What is expected. Rewrite the items below, putting "Label" wherever "Text" appears and changing nothing else.

:: Data to use

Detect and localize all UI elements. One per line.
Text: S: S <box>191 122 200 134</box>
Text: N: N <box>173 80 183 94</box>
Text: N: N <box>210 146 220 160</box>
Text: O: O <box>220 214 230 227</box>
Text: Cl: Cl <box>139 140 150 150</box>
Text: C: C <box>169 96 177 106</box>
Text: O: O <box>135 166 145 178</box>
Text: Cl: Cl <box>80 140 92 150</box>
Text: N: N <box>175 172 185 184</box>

::::

Solution to this problem.
Detect and localize all UI elements. One per line.
Label: S: S <box>191 122 200 134</box>
Label: N: N <box>173 80 183 94</box>
Label: N: N <box>210 146 220 160</box>
Label: O: O <box>220 214 230 227</box>
Label: Cl: Cl <box>139 140 150 150</box>
Label: C: C <box>169 96 177 106</box>
Label: O: O <box>135 166 145 178</box>
Label: Cl: Cl <box>80 140 92 150</box>
Label: N: N <box>175 172 185 184</box>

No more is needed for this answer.